### What you are asked to do
Repeat the records below exactly, leaving out any pictures.

(Data items)

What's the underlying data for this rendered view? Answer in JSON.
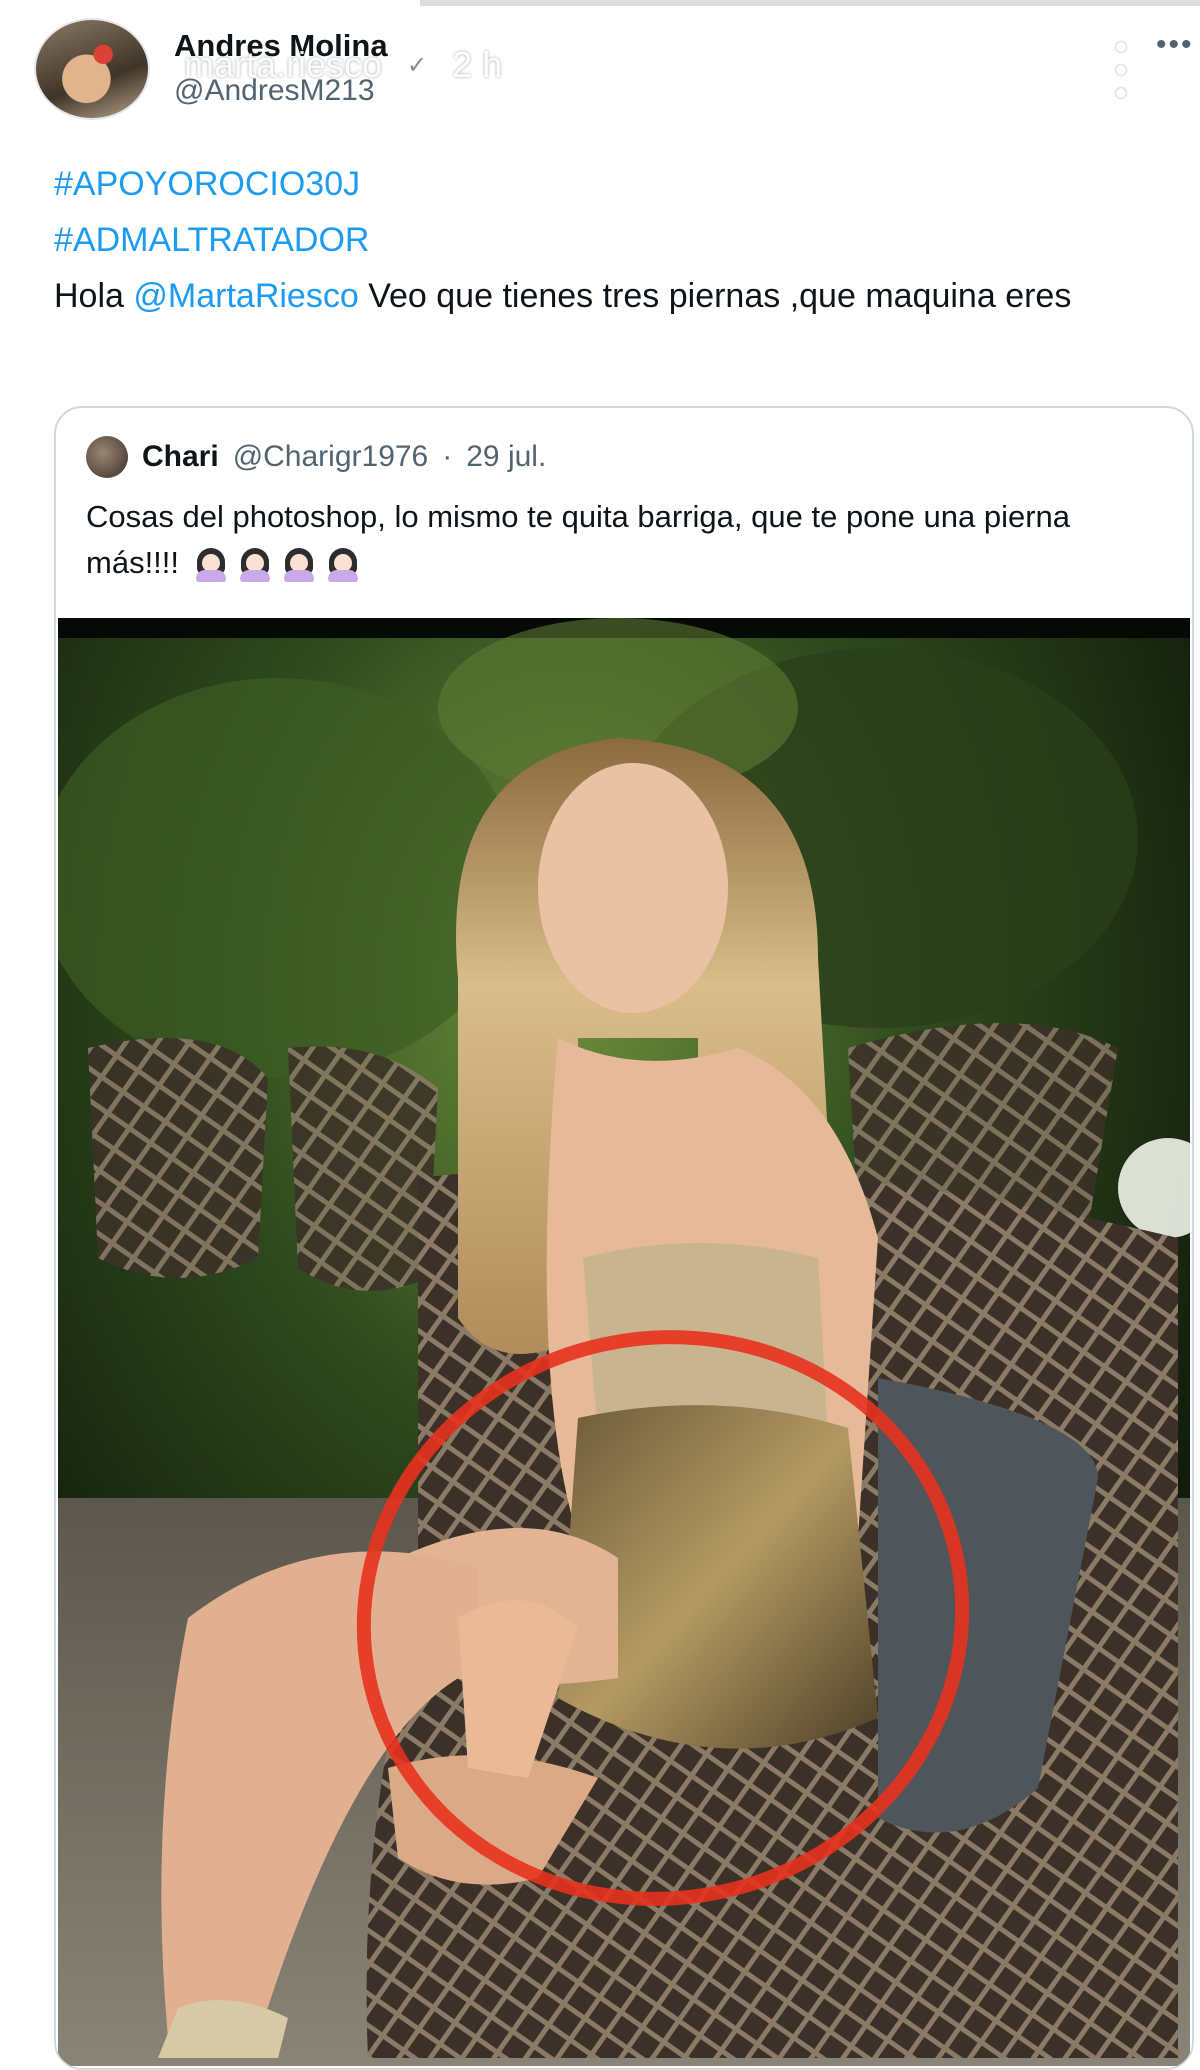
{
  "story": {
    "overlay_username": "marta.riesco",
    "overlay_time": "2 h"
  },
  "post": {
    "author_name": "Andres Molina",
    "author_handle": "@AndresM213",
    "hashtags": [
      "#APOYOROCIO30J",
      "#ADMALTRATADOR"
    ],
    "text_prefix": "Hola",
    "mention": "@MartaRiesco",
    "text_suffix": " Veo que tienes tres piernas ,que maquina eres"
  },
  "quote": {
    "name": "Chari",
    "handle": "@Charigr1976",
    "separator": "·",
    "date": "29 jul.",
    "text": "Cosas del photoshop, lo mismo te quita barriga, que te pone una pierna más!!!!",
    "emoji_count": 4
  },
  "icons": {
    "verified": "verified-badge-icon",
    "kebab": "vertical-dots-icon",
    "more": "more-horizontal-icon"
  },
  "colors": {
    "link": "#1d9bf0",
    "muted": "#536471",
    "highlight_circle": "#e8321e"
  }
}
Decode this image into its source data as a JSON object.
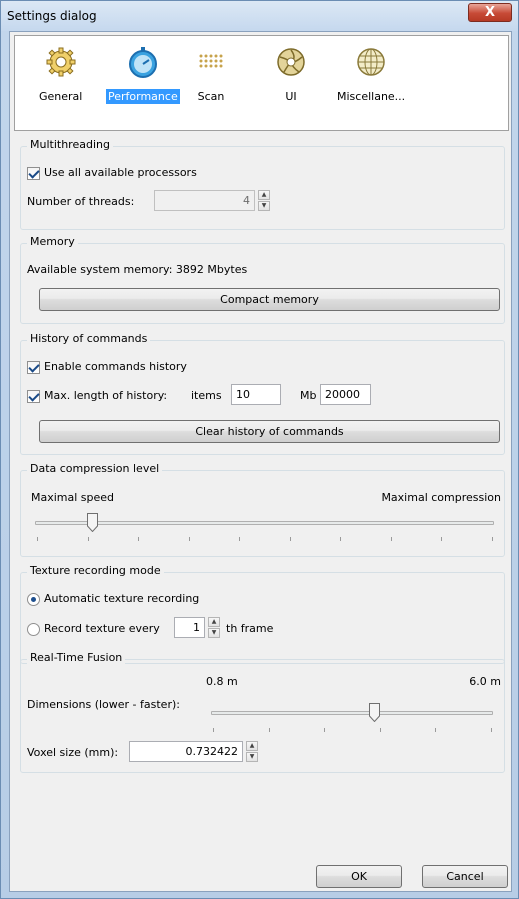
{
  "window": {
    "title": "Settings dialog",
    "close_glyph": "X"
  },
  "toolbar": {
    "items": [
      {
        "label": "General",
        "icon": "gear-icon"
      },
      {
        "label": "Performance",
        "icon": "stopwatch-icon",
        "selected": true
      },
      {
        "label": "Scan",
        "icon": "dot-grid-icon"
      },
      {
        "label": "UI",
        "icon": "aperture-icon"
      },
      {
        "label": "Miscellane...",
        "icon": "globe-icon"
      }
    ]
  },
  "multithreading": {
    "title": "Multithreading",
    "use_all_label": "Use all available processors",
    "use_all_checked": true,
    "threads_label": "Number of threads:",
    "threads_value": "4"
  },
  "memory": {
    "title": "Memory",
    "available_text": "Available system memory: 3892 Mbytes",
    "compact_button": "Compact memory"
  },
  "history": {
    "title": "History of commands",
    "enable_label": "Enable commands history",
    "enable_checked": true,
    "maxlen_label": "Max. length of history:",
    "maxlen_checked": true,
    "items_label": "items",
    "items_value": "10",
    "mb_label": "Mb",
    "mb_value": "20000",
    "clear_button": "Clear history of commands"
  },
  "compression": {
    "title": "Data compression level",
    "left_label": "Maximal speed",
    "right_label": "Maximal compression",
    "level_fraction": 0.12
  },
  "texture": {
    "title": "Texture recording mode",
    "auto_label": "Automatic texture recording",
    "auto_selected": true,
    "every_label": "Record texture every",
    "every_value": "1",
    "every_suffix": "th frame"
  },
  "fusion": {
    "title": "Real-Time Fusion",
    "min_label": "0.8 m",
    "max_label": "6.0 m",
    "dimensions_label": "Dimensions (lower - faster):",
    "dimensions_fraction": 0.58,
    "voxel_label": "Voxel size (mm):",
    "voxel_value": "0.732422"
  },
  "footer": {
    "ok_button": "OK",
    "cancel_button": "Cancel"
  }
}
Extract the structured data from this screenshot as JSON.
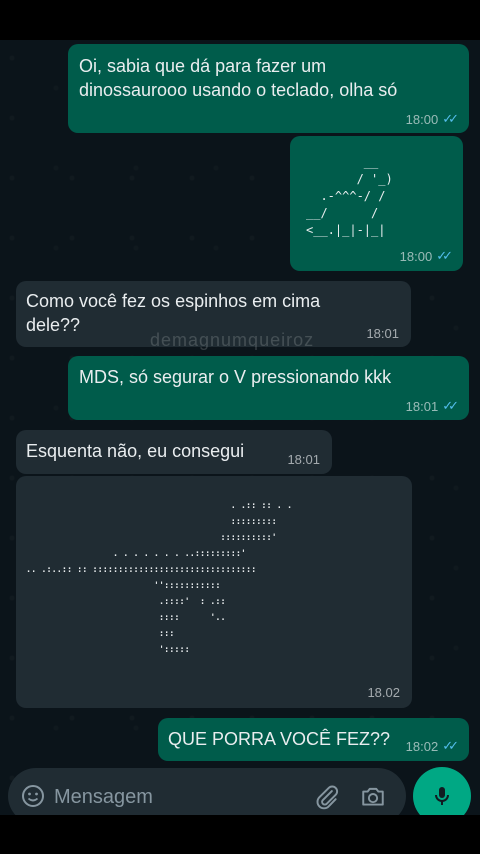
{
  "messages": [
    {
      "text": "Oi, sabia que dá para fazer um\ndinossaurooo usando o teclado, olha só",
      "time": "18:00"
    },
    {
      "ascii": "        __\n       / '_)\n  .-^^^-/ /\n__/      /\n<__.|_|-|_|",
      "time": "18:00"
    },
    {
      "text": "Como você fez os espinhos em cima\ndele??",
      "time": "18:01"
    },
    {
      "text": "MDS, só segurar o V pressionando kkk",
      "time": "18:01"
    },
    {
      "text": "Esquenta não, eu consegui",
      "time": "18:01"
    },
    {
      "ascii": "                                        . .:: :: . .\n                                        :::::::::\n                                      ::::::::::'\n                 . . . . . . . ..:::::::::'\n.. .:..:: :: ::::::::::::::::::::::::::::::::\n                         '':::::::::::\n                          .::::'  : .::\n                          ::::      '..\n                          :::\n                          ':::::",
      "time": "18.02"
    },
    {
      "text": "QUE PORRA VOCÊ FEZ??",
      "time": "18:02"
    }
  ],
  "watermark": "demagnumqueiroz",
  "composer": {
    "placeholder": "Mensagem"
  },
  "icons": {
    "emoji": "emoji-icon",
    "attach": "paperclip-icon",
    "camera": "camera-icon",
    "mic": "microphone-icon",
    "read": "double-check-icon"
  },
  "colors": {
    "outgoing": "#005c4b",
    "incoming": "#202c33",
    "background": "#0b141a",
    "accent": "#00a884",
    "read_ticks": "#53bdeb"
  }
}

### Reply to the exercise
What's the underlying data for this rendered view? Answer in JSON.
{
  "story": {
    "overlay_username": "marta.riesco",
    "overlay_time": "2 h"
  },
  "post": {
    "author_name": "Andres Molina",
    "author_handle": "@AndresM213",
    "hashtags": [
      "#APOYOROCIO30J",
      "#ADMALTRATADOR"
    ],
    "text_prefix": "Hola",
    "mention": "@MartaRiesco",
    "text_suffix": " Veo que tienes tres piernas ,que maquina eres"
  },
  "quote": {
    "name": "Chari",
    "handle": "@Charigr1976",
    "separator": "·",
    "date": "29 jul.",
    "text": "Cosas del photoshop, lo mismo te quita barriga, que te pone una pierna más!!!!",
    "emoji_count": 4
  },
  "icons": {
    "verified": "verified-badge-icon",
    "kebab": "vertical-dots-icon",
    "more": "more-horizontal-icon"
  },
  "colors": {
    "link": "#1d9bf0",
    "muted": "#536471",
    "highlight_circle": "#e8321e"
  }
}
Decode this image into its source data as a JSON object.
{
  "window": {
    "title": "Settings dialog",
    "close_glyph": "X"
  },
  "toolbar": {
    "items": [
      {
        "label": "General",
        "icon": "gear-icon"
      },
      {
        "label": "Performance",
        "icon": "stopwatch-icon",
        "selected": true
      },
      {
        "label": "Scan",
        "icon": "dot-grid-icon"
      },
      {
        "label": "UI",
        "icon": "aperture-icon"
      },
      {
        "label": "Miscellane...",
        "icon": "globe-icon"
      }
    ]
  },
  "multithreading": {
    "title": "Multithreading",
    "use_all_label": "Use all available processors",
    "use_all_checked": true,
    "threads_label": "Number of threads:",
    "threads_value": "4"
  },
  "memory": {
    "title": "Memory",
    "available_text": "Available system memory: 3892 Mbytes",
    "compact_button": "Compact memory"
  },
  "history": {
    "title": "History of commands",
    "enable_label": "Enable commands history",
    "enable_checked": true,
    "maxlen_label": "Max. length of history:",
    "maxlen_checked": true,
    "items_label": "items",
    "items_value": "10",
    "mb_label": "Mb",
    "mb_value": "20000",
    "clear_button": "Clear history of commands"
  },
  "compression": {
    "title": "Data compression level",
    "left_label": "Maximal speed",
    "right_label": "Maximal compression",
    "level_fraction": 0.12
  },
  "texture": {
    "title": "Texture recording mode",
    "auto_label": "Automatic texture recording",
    "auto_selected": true,
    "every_label": "Record texture every",
    "every_value": "1",
    "every_suffix": "th frame"
  },
  "fusion": {
    "title": "Real-Time Fusion",
    "min_label": "0.8 m",
    "max_label": "6.0 m",
    "dimensions_label": "Dimensions (lower - faster):",
    "dimensions_fraction": 0.58,
    "voxel_label": "Voxel size (mm):",
    "voxel_value": "0.732422"
  },
  "footer": {
    "ok_button": "OK",
    "cancel_button": "Cancel"
  }
}
Extract the structured data from this screenshot as JSON.
{
  "messages": [
    {
      "text": "Oi, sabia que dá para fazer um\ndinossaurooo usando o teclado, olha só",
      "time": "18:00"
    },
    {
      "ascii": "        __\n       / '_)\n  .-^^^-/ /\n__/      /\n<__.|_|-|_|",
      "time": "18:00"
    },
    {
      "text": "Como você fez os espinhos em cima\ndele??",
      "time": "18:01"
    },
    {
      "text": "MDS, só segurar o V pressionando kkk",
      "time": "18:01"
    },
    {
      "text": "Esquenta não, eu consegui",
      "time": "18:01"
    },
    {
      "ascii": "                                        . .:: :: . .\n                                        :::::::::\n                                      ::::::::::'\n                 . . . . . . . ..:::::::::'\n.. .:..:: :: ::::::::::::::::::::::::::::::::\n                         '':::::::::::\n                          .::::'  : .::\n                          ::::      '..\n                          :::\n                          ':::::",
      "time": "18.02"
    },
    {
      "text": "QUE PORRA VOCÊ FEZ??",
      "time": "18:02"
    }
  ],
  "watermark": "demagnumqueiroz",
  "composer": {
    "placeholder": "Mensagem"
  },
  "icons": {
    "emoji": "emoji-icon",
    "attach": "paperclip-icon",
    "camera": "camera-icon",
    "mic": "microphone-icon",
    "read": "double-check-icon"
  },
  "colors": {
    "outgoing": "#005c4b",
    "incoming": "#202c33",
    "background": "#0b141a",
    "accent": "#00a884",
    "read_ticks": "#53bdeb"
  }
}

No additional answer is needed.